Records

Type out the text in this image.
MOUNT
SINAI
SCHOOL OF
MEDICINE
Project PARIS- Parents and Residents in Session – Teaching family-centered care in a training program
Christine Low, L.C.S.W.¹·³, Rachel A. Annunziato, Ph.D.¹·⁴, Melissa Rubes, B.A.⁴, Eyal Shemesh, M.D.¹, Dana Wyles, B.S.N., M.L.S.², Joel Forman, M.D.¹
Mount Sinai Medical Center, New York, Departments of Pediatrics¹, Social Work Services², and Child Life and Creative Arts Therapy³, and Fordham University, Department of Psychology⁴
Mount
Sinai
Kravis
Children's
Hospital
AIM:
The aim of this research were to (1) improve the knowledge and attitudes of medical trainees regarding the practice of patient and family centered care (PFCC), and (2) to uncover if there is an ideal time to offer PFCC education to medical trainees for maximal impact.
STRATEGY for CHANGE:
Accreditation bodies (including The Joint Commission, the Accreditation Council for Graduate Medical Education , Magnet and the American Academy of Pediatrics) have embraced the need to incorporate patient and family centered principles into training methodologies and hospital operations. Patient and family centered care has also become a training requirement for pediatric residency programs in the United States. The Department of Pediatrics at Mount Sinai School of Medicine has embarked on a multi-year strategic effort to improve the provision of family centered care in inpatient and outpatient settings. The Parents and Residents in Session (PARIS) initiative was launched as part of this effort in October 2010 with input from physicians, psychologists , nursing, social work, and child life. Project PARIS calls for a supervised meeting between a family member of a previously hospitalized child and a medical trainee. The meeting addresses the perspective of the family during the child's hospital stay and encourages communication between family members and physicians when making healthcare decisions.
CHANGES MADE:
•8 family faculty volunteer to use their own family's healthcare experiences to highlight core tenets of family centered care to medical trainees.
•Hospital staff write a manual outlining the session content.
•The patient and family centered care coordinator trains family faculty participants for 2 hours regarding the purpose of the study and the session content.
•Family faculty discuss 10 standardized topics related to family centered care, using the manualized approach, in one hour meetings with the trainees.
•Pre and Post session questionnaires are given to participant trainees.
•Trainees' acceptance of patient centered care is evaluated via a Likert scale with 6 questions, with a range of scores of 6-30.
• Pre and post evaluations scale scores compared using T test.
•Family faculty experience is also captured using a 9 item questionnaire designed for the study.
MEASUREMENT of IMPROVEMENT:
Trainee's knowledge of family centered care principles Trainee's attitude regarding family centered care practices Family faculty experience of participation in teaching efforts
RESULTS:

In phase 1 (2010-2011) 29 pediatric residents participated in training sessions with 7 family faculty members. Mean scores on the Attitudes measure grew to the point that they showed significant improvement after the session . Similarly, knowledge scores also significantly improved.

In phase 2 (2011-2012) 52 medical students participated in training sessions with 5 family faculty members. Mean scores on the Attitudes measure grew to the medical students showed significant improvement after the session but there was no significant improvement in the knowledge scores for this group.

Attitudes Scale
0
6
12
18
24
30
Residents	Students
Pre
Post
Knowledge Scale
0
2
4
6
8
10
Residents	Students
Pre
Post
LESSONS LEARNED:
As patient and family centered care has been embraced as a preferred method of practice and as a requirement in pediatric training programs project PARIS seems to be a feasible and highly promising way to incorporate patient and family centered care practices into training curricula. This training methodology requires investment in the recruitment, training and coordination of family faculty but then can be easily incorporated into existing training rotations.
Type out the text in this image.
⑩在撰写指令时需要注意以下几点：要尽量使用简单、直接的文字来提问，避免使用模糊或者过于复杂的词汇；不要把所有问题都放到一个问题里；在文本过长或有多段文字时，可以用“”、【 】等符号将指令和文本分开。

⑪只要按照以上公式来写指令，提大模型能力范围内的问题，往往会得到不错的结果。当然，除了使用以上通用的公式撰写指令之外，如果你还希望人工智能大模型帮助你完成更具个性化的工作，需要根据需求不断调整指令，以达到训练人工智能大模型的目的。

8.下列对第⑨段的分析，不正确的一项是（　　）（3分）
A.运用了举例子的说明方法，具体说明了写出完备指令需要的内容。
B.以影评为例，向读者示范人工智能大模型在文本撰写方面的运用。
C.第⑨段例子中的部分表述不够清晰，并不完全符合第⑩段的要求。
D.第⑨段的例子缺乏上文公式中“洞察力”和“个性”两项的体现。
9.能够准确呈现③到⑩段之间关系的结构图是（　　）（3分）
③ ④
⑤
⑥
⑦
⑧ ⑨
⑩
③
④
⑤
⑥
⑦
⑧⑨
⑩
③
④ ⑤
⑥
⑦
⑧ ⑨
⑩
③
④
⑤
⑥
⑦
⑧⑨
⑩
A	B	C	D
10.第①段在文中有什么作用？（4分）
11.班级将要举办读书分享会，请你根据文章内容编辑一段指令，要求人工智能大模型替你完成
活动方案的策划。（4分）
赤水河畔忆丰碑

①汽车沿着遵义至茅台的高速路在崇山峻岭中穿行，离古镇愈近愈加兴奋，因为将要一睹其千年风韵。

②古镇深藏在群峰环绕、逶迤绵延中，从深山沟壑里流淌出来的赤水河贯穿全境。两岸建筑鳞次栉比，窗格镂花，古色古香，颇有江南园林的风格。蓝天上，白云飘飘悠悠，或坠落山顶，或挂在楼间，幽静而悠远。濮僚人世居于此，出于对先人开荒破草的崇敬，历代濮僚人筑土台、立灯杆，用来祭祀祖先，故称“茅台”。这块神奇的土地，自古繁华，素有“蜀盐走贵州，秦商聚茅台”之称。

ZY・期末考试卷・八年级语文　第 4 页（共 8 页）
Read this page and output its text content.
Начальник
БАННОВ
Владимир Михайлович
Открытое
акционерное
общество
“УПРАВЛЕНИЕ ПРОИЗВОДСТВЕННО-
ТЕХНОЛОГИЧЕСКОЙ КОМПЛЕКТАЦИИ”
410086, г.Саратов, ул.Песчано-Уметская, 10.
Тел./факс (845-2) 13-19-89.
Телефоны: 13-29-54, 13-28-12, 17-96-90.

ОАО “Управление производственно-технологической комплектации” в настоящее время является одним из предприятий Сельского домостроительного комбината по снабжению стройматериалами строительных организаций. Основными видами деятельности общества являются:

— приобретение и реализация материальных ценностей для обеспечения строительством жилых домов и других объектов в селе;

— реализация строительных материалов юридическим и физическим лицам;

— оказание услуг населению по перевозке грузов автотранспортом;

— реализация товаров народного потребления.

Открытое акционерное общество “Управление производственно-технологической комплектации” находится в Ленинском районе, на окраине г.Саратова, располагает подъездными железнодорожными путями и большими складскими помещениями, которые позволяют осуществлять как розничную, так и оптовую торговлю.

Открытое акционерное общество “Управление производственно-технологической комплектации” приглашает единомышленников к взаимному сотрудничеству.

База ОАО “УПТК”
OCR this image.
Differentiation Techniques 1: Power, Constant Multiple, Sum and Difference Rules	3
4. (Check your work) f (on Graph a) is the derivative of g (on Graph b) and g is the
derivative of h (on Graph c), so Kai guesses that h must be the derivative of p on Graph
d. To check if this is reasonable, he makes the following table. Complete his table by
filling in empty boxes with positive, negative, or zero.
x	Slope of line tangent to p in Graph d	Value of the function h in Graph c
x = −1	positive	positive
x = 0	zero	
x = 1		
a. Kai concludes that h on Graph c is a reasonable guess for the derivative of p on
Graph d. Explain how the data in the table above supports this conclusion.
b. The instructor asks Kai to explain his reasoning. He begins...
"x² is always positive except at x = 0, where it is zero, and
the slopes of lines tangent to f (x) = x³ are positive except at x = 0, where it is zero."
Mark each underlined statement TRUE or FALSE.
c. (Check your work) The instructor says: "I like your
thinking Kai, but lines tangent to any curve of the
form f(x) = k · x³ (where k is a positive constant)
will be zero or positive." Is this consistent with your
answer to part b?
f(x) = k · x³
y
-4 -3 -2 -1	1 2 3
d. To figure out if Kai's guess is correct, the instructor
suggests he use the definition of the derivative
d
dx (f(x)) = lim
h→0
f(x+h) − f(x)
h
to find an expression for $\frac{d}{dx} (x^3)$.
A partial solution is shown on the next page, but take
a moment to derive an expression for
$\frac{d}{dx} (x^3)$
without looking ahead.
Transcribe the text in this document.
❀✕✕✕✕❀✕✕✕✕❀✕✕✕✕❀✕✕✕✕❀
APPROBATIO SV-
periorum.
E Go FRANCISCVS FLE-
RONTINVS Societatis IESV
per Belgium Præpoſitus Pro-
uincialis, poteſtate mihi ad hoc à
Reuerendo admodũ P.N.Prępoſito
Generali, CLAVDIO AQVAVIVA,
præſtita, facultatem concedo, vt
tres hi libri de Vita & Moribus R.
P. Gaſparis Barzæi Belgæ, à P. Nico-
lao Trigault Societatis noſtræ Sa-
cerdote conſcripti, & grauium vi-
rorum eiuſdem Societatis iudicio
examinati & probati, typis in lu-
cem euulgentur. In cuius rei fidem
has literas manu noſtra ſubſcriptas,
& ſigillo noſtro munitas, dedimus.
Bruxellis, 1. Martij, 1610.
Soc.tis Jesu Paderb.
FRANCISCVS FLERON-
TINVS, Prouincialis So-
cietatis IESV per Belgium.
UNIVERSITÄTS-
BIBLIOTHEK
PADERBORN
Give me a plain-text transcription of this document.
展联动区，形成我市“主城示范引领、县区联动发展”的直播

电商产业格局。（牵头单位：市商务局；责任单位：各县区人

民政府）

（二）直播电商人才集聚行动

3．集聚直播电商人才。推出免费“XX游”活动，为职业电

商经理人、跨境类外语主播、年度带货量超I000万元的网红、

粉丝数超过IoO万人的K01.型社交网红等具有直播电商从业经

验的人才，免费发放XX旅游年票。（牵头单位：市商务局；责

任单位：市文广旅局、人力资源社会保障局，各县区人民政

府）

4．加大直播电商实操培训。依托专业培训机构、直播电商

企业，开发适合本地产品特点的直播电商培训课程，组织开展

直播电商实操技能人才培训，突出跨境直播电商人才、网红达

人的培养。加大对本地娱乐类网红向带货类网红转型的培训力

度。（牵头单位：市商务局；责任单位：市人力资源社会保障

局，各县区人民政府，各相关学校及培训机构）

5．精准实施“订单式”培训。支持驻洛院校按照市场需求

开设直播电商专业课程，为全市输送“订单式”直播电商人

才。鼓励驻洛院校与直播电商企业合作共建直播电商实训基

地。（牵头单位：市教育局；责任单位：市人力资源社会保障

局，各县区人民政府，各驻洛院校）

__Stated task__
Copy out every line of the listing that includes the string "document".

__Result for this task__
Transcribe the text in this document.
Give me a plain-text transcription of this document.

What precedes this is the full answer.